● PROBLEM REQUIREMENTS
Exactly reproduce each record listed below.

***** DATASET EXTRACT *****

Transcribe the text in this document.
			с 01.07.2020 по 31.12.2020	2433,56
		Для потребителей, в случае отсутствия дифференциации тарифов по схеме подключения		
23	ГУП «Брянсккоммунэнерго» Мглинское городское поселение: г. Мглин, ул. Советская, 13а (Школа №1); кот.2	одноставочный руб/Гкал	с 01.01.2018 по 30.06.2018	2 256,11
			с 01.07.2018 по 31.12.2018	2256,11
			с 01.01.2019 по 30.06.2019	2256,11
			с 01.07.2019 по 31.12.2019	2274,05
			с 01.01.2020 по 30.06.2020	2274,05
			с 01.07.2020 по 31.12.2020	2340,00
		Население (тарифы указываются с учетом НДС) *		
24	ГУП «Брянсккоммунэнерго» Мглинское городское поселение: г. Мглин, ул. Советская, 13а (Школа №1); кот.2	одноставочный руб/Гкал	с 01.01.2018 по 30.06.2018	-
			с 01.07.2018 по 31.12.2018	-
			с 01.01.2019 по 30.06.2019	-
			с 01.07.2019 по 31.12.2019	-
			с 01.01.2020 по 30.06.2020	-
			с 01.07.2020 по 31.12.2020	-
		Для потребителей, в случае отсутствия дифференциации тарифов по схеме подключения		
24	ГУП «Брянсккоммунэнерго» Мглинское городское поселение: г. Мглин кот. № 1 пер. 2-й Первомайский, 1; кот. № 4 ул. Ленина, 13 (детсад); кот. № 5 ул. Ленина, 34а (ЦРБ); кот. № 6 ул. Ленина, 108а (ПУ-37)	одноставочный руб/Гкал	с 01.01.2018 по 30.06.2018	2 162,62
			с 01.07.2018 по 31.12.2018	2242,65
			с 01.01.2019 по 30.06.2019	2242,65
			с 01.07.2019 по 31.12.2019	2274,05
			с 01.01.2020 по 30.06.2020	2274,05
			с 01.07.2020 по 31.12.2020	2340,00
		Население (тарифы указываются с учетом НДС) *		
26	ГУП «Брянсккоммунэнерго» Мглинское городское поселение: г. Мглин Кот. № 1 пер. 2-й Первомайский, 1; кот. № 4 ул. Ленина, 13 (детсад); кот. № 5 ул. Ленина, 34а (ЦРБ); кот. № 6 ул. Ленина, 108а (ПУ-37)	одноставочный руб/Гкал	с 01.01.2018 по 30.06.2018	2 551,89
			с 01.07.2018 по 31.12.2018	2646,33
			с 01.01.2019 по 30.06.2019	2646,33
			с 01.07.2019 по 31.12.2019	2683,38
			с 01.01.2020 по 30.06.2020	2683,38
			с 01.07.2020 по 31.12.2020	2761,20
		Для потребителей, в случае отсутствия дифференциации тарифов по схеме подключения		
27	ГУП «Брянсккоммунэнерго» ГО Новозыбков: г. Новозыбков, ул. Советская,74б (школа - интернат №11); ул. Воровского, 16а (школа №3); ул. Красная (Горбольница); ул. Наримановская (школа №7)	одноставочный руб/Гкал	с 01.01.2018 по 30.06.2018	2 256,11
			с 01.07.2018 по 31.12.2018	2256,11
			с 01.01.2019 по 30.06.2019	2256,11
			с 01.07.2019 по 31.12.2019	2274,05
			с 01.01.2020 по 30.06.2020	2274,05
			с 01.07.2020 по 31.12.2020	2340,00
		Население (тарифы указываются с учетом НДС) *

*****

● EXERCISE SOLUTION
Transcribe the text in this document.
			с 01.07.2020 по 31.12.2020	2433,56
		Для потребителей, в случае отсутствия дифференциации тарифов по схеме подключения		
23	ГУП «Брянсккоммунэнерго» Мглинское городское поселение: г. Мглин, ул. Советская, 13а (Школа №1); кот.2	одноставочный руб/Гкал	с 01.01.2018 по 30.06.2018	2 256,11
			с 01.07.2018 по 31.12.2018	2256,11
			с 01.01.2019 по 30.06.2019	2256,11
			с 01.07.2019 по 31.12.2019	2274,05
			с 01.01.2020 по 30.06.2020	2274,05
			с 01.07.2020 по 31.12.2020	2340,00
		Население (тарифы указываются с учетом НДС) *		
24	ГУП «Брянсккоммунэнерго» Мглинское городское поселение: г. Мглин, ул. Советская, 13а (Школа №1); кот.2	одноставочный руб/Гкал	с 01.01.2018 по 30.06.2018	-
			с 01.07.2018 по 31.12.2018	-
			с 01.01.2019 по 30.06.2019	-
			с 01.07.2019 по 31.12.2019	-
			с 01.01.2020 по 30.06.2020	-
			с 01.07.2020 по 31.12.2020	-
		Для потребителей, в случае отсутствия дифференциации тарифов по схеме подключения		
24	ГУП «Брянсккоммунэнерго» Мглинское городское поселение: г. Мглин кот. № 1 пер. 2-й Первомайский, 1; кот. № 4 ул. Ленина, 13 (детсад); кот. № 5 ул. Ленина, 34а (ЦРБ); кот. № 6 ул. Ленина, 108а (ПУ-37)	одноставочный руб/Гкал	с 01.01.2018 по 30.06.2018	2 162,62
			с 01.07.2018 по 31.12.2018	2242,65
			с 01.01.2019 по 30.06.2019	2242,65
			с 01.07.2019 по 31.12.2019	2274,05
			с 01.01.2020 по 30.06.2020	2274,05
			с 01.07.2020 по 31.12.2020	2340,00
		Население (тарифы указываются с учетом НДС) *		
26	ГУП «Брянсккоммунэнерго» Мглинское городское поселение: г. Мглин Кот. № 1 пер. 2-й Первомайский, 1; кот. № 4 ул. Ленина, 13 (детсад); кот. № 5 ул. Ленина, 34а (ЦРБ); кот. № 6 ул. Ленина, 108а (ПУ-37)	одноставочный руб/Гкал	с 01.01.2018 по 30.06.2018	2 551,89
			с 01.07.2018 по 31.12.2018	2646,33
			с 01.01.2019 по 30.06.2019	2646,33
			с 01.07.2019 по 31.12.2019	2683,38
			с 01.01.2020 по 30.06.2020	2683,38
			с 01.07.2020 по 31.12.2020	2761,20
		Для потребителей, в случае отсутствия дифференциации тарифов по схеме подключения		
27	ГУП «Брянсккоммунэнерго» ГО Новозыбков: г. Новозыбков, ул. Советская,74б (школа - интернат №11); ул. Воровского, 16а (школа №3); ул. Красная (Горбольница); ул. Наримановская (школа №7)	одноставочный руб/Гкал	с 01.01.2018 по 30.06.2018	2 256,11
			с 01.07.2018 по 31.12.2018	2256,11
			с 01.01.2019 по 30.06.2019	2256,11
			с 01.07.2019 по 31.12.2019	2274,05
			с 01.01.2020 по 30.06.2020	2274,05
			с 01.07.2020 по 31.12.2020	2340,00
		Население (тарифы указываются с учетом НДС) *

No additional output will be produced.